▶ **DATA TO PROCESS**
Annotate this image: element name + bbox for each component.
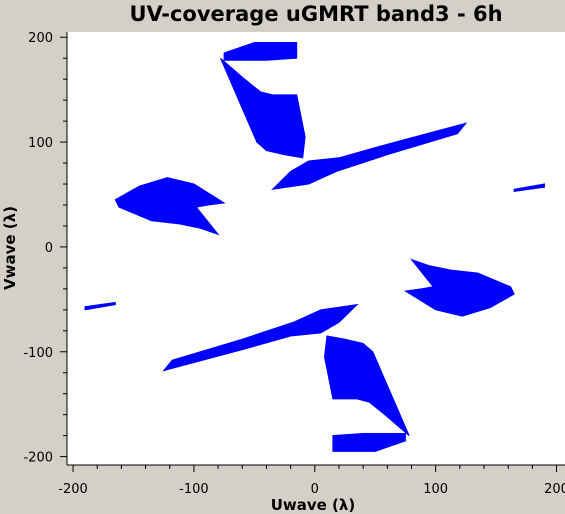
uv-region-4 [513, 183, 545, 192]
uv-data-layer [84, 42, 545, 452]
y-tick-label: 200 [28, 31, 53, 46]
y-tick-label: 0 [45, 241, 53, 256]
x-tick-label: 200 [544, 482, 565, 497]
x-axis-label: Uwave (λ) [271, 496, 356, 514]
uv-region-6 [403, 258, 515, 317]
axis-layer: 200 100 0 -100 -200 -200 -100 0 100 200 [23, 31, 565, 497]
uv-region-10 [332, 433, 406, 452]
uv-region-3 [271, 122, 468, 191]
uv-region-2 [220, 57, 306, 159]
uv-region-5 [114, 177, 226, 236]
x-tick-label: -200 [58, 482, 88, 497]
plot-area [67, 32, 565, 465]
uv-region-1 [223, 42, 298, 61]
x-tick-label: 100 [423, 482, 448, 497]
y-tick-label: -100 [23, 346, 53, 361]
x-tick-label: 0 [311, 482, 319, 497]
uv-region-8 [84, 301, 116, 311]
x-tick-label: -100 [179, 482, 209, 497]
y-tick-label: 100 [28, 136, 53, 151]
y-axis-label: Vwave (λ) [1, 206, 19, 290]
y-tick-label: -200 [23, 451, 53, 466]
chart-title: UV-coverage uGMRT band3 - 6h [129, 2, 503, 26]
uv-region-7 [162, 303, 359, 372]
uv-region-9 [323, 335, 410, 436]
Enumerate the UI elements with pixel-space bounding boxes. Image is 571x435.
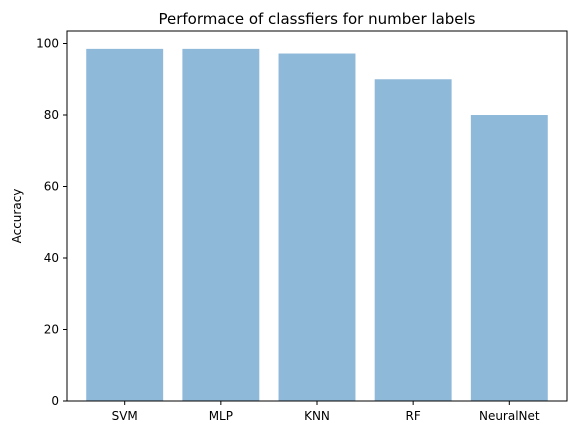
y-tick-label: 80 [44, 108, 59, 122]
y-axis: 0 20 40 60 80 100 [36, 37, 67, 408]
bar-svm [86, 48, 164, 402]
chart-title: Performace of classfiers for number labe… [159, 10, 476, 28]
bar-rf [374, 79, 452, 402]
y-tick-label: 20 [44, 323, 59, 337]
y-tick-label: 100 [36, 37, 59, 51]
x-tick-label: MLP [209, 409, 233, 423]
bar-neuralnet [470, 115, 548, 402]
x-tick-label: NeuralNet [479, 409, 540, 423]
bar-knn [278, 53, 356, 402]
y-tick-label: 40 [44, 251, 59, 265]
x-axis: SVM MLP KNN RF NeuralNet [112, 401, 540, 423]
plot-area [86, 48, 548, 402]
y-axis-label: Accuracy [10, 189, 24, 244]
x-tick-label: KNN [304, 409, 330, 423]
y-tick-label: 60 [44, 180, 59, 194]
y-tick-label: 0 [51, 394, 59, 408]
bar-mlp [182, 48, 260, 402]
x-tick-label: RF [406, 409, 421, 423]
x-tick-label: SVM [112, 409, 138, 423]
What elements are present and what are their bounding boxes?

▶ **WRITTEN PROBLEM**
Arrange every line of the items above as a Markdown table with the columns Row and Item line, numbering the rows in order and omitting blank lines. Leave the pictures out of the table.

▶ **THE ANSWER**
| Row | Item line |
|---|---|
| 1 | Annotate this image: element name + bbox for each component. |
| 2 | uv-region-4 [513, 183, 545, 192] |
| 3 | uv-data-layer [84, 42, 545, 452] |
| 4 | y-tick-label: 200 [28, 31, 53, 46] |
| 5 | y-tick-label: 0 [45, 241, 53, 256] |
| 6 | x-tick-label: 200 [544, 482, 565, 497] |
| 7 | x-axis-label: Uwave (λ) [271, 496, 356, 514] |
| 8 | uv-region-6 [403, 258, 515, 317] |
| 9 | axis-layer: 200 100 0 -100 -200 -200 -100 0 100 200 [23, 31, 565, 497] |
| 10 | uv-region-10 [332, 433, 406, 452] |
| 11 | uv-region-3 [271, 122, 468, 191] |
| 12 | uv-region-2 [220, 57, 306, 159] |
| 13 | uv-region-5 [114, 177, 226, 236] |
| 14 | x-tick-label: -200 [58, 482, 88, 497] |
| 15 | plot-area [67, 32, 565, 465] |
| 16 | uv-region-1 [223, 42, 298, 61] |
| 17 | x-tick-label: 100 [423, 482, 448, 497] |
| 18 | y-tick-label: -100 [23, 346, 53, 361] |
| 19 | x-tick-label: 0 [311, 482, 319, 497] |
| 20 | uv-region-8 [84, 301, 116, 311] |
| 21 | x-tick-label: -100 [179, 482, 209, 497] |
| 22 | y-tick-label: 100 [28, 136, 53, 151] |
| 23 | y-axis-label: Vwave (λ) [1, 206, 19, 290] |
| 24 | y-tick-label: -200 [23, 451, 53, 466] |
| 25 | chart-title: UV-coverage uGMRT band3 - 6h [129, 2, 503, 26] |
| 26 | uv-region-7 [162, 303, 359, 372] |
| 27 | uv-region-9 [323, 335, 410, 436] |
| 28 | Enumerate the UI elements with pixel-space bounding boxes. Image is 571x435. |
| 29 | y-tick-label: 80 [44, 108, 59, 122] |
| 30 | y-axis: 0 20 40 60 80 100 [36, 37, 67, 408] |
| 31 | bar-svm [86, 48, 164, 402] |
| 32 | chart-title: Performace of classfiers for number labe… [159, 10, 476, 28] |
| 33 | bar-rf [374, 79, 452, 402] |
| 34 | y-tick-label: 20 [44, 323, 59, 337] |
| 35 | y-tick-label: 100 [36, 37, 59, 51] |
| 36 | x-tick-label: MLP [209, 409, 233, 423] |
| 37 | bar-neuralnet [470, 115, 548, 402] |
| 38 | x-tick-label: NeuralNet [479, 409, 540, 423] |
| 39 | bar-knn [278, 53, 356, 402] |
| 40 | y-tick-label: 40 [44, 251, 59, 265] |
| 41 | x-axis: SVM MLP KNN RF NeuralNet [112, 401, 540, 423] |
| 42 | plot-area [86, 48, 548, 402] |
| 43 | y-axis-label: Accuracy [10, 189, 24, 244] |
| 44 | x-tick-label: KNN [304, 409, 330, 423] |
| 45 | y-tick-label: 60 [44, 180, 59, 194] |
| 46 | y-tick-label: 0 [51, 394, 59, 408] |
| 47 | bar-mlp [182, 48, 260, 402] |
| 48 | x-tick-label: RF [406, 409, 421, 423] |
| 49 | x-tick-label: SVM [112, 409, 138, 423] |
| 50 | What elements are present and what are their bounding boxes? |